Repeat all the material exactly; pictures stay out of your copy.

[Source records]
******************************

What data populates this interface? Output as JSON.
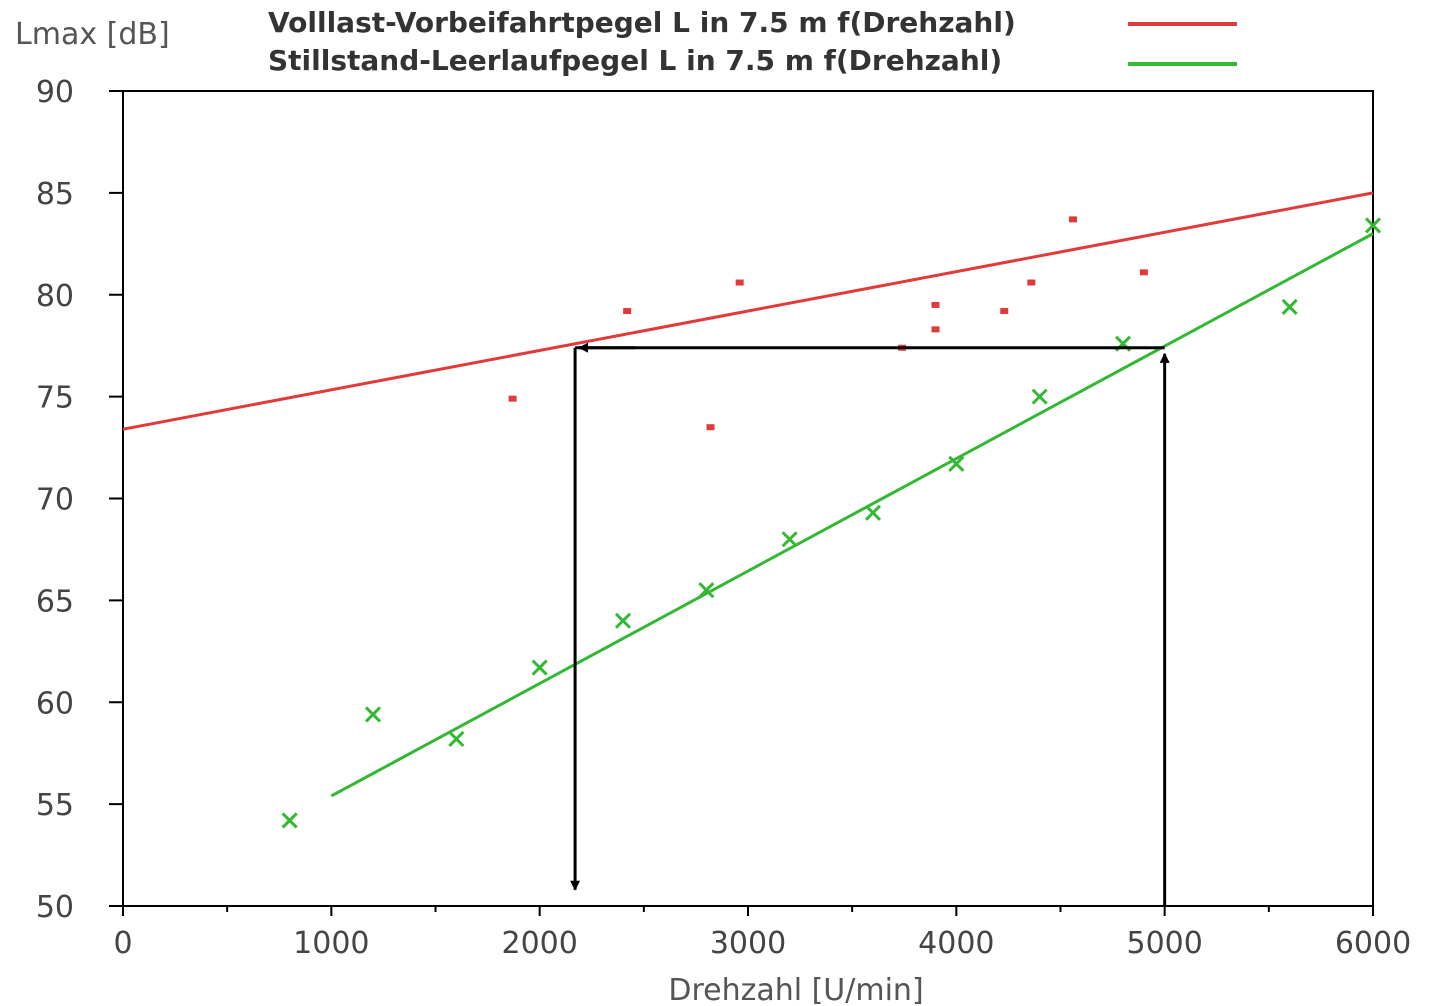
{
  "chart_data": {
    "type": "scatter",
    "ylabel": "Lmax [dB]",
    "xlabel": "Drehzahl [U/min]",
    "xlim": [
      0,
      6000
    ],
    "ylim": [
      50,
      90
    ],
    "x_ticks": [
      0,
      1000,
      2000,
      3000,
      4000,
      5000,
      6000
    ],
    "y_ticks": [
      50,
      55,
      60,
      65,
      70,
      75,
      80,
      85,
      90
    ],
    "grid": false,
    "legend_position": "top",
    "series": [
      {
        "name": "Volllast-Vorbeifahrtpegel L in 7.5 m f(Drehzahl)",
        "color": "#e03a3a",
        "marker": "square",
        "fit_line": [
          [
            0,
            73.4
          ],
          [
            6000,
            85.0
          ]
        ],
        "points": [
          [
            1870,
            74.9
          ],
          [
            2420,
            79.2
          ],
          [
            2820,
            73.5
          ],
          [
            2960,
            80.6
          ],
          [
            3740,
            77.4
          ],
          [
            3900,
            79.5
          ],
          [
            3900,
            78.3
          ],
          [
            4230,
            79.2
          ],
          [
            4360,
            80.6
          ],
          [
            4560,
            83.7
          ],
          [
            4900,
            81.1
          ]
        ]
      },
      {
        "name": "Stillstand-Leerlaufpegel L in 7.5 m f(Drehzahl)",
        "color": "#33b833",
        "marker": "x",
        "fit_line": [
          [
            1000,
            55.4
          ],
          [
            6000,
            83.0
          ]
        ],
        "points": [
          [
            800,
            54.2
          ],
          [
            1200,
            59.4
          ],
          [
            1600,
            58.2
          ],
          [
            2000,
            61.7
          ],
          [
            2400,
            64.0
          ],
          [
            2800,
            65.5
          ],
          [
            3200,
            68.0
          ],
          [
            3600,
            69.3
          ],
          [
            4000,
            71.7
          ],
          [
            4400,
            75.0
          ],
          [
            4800,
            77.6
          ],
          [
            5600,
            79.4
          ],
          [
            6000,
            83.4
          ]
        ]
      }
    ],
    "annotations": {
      "arrow_path": [
        [
          5000,
          50
        ],
        [
          5000,
          77.4
        ],
        [
          2170,
          77.4
        ],
        [
          2170,
          50.8
        ]
      ],
      "color": "#000000"
    }
  }
}
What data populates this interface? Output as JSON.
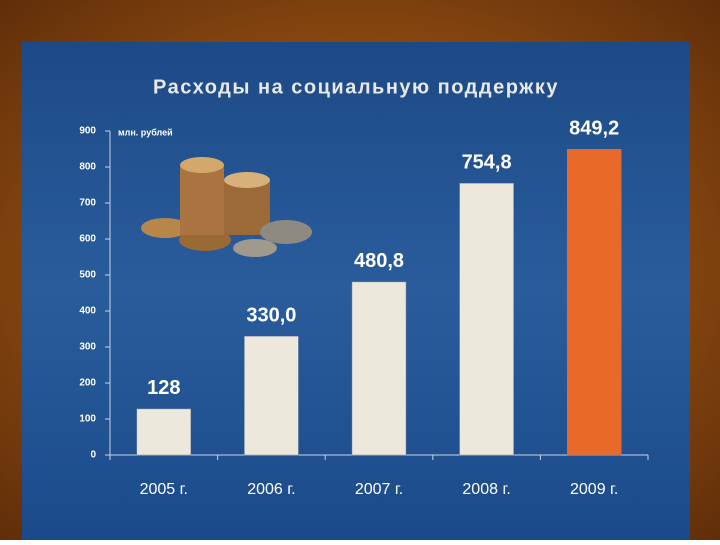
{
  "chart_data": {
    "type": "bar",
    "title": "Расходы на социальную поддержку",
    "y_label": "млн. рублей",
    "categories": [
      "2005 г.",
      "2006 г.",
      "2007 г.",
      "2008 г.",
      "2009 г."
    ],
    "values": [
      128,
      330,
      480.8,
      754.8,
      849.2
    ],
    "value_labels": [
      "128",
      "330,0",
      "480,8",
      "754,8",
      "849,2"
    ],
    "colors": [
      "#ece8dc",
      "#ece8dc",
      "#ece8dc",
      "#ece8dc",
      "#e8692a"
    ],
    "ylim": [
      0,
      900
    ],
    "yticks": [
      0,
      100,
      200,
      300,
      400,
      500,
      600,
      700,
      800,
      900
    ]
  }
}
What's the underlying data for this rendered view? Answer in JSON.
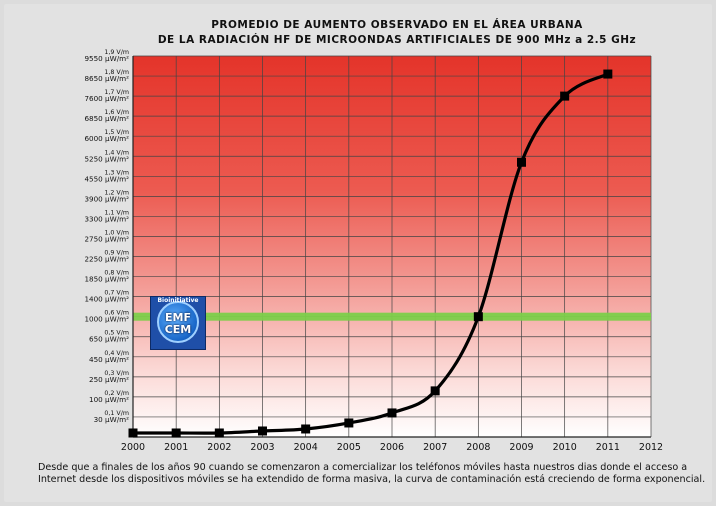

******************************

§ **FULL ANSWER**:
What data populates this interface? Output as JSON.
{
  "chart_data": {
    "type": "scatter",
    "ylabel": "Lmax [dB]",
    "xlabel": "Drehzahl [U/min]",
    "xlim": [
      0,
      6000
    ],
    "ylim": [
      50,
      90
    ],
    "x_ticks": [
      0,
      1000,
      2000,
      3000,
      4000,
      5000,
      6000
    ],
    "y_ticks": [
      50,
      55,
      60,
      65,
      70,
      75,
      80,
      85,
      90
    ],
    "grid": false,
    "legend_position": "top",
    "series": [
      {
        "name": "Volllast-Vorbeifahrtpegel L in 7.5 m f(Drehzahl)",
        "color": "#e03a3a",
        "marker": "square",
        "fit_line": [
          [
            0,
            73.4
          ],
          [
            6000,
            85.0
          ]
        ],
        "points": [
          [
            1870,
            74.9
          ],
          [
            2420,
            79.2
          ],
          [
            2820,
            73.5
          ],
          [
            2960,
            80.6
          ],
          [
            3740,
            77.4
          ],
          [
            3900,
            79.5
          ],
          [
            3900,
            78.3
          ],
          [
            4230,
            79.2
          ],
          [
            4360,
            80.6
          ],
          [
            4560,
            83.7
          ],
          [
            4900,
            81.1
          ]
        ]
      },
      {
        "name": "Stillstand-Leerlaufpegel L in 7.5 m f(Drehzahl)",
        "color": "#33b833",
        "marker": "x",
        "fit_line": [
          [
            1000,
            55.4
          ],
          [
            6000,
            83.0
          ]
        ],
        "points": [
          [
            800,
            54.2
          ],
          [
            1200,
            59.4
          ],
          [
            1600,
            58.2
          ],
          [
            2000,
            61.7
          ],
          [
            2400,
            64.0
          ],
          [
            2800,
            65.5
          ],
          [
            3200,
            68.0
          ],
          [
            3600,
            69.3
          ],
          [
            4000,
            71.7
          ],
          [
            4400,
            75.0
          ],
          [
            4800,
            77.6
          ],
          [
            5600,
            79.4
          ],
          [
            6000,
            83.4
          ]
        ]
      }
    ],
    "annotations": {
      "arrow_path": [
        [
          5000,
          50
        ],
        [
          5000,
          77.4
        ],
        [
          2170,
          77.4
        ],
        [
          2170,
          50.8
        ]
      ],
      "color": "#000000"
    }
  }
}
What data populates this interface? Output as JSON.
{
  "chart_data": {
    "type": "bar",
    "title": "Расходы на социальную поддержку",
    "y_label": "млн. рублей",
    "categories": [
      "2005 г.",
      "2006 г.",
      "2007 г.",
      "2008 г.",
      "2009 г."
    ],
    "values": [
      128,
      330,
      480.8,
      754.8,
      849.2
    ],
    "value_labels": [
      "128",
      "330,0",
      "480,8",
      "754,8",
      "849,2"
    ],
    "colors": [
      "#ece8dc",
      "#ece8dc",
      "#ece8dc",
      "#ece8dc",
      "#e8692a"
    ],
    "ylim": [
      0,
      900
    ],
    "yticks": [
      0,
      100,
      200,
      300,
      400,
      500,
      600,
      700,
      800,
      900
    ]
  }
}
What's the underlying data for this rendered view? Answer in JSON.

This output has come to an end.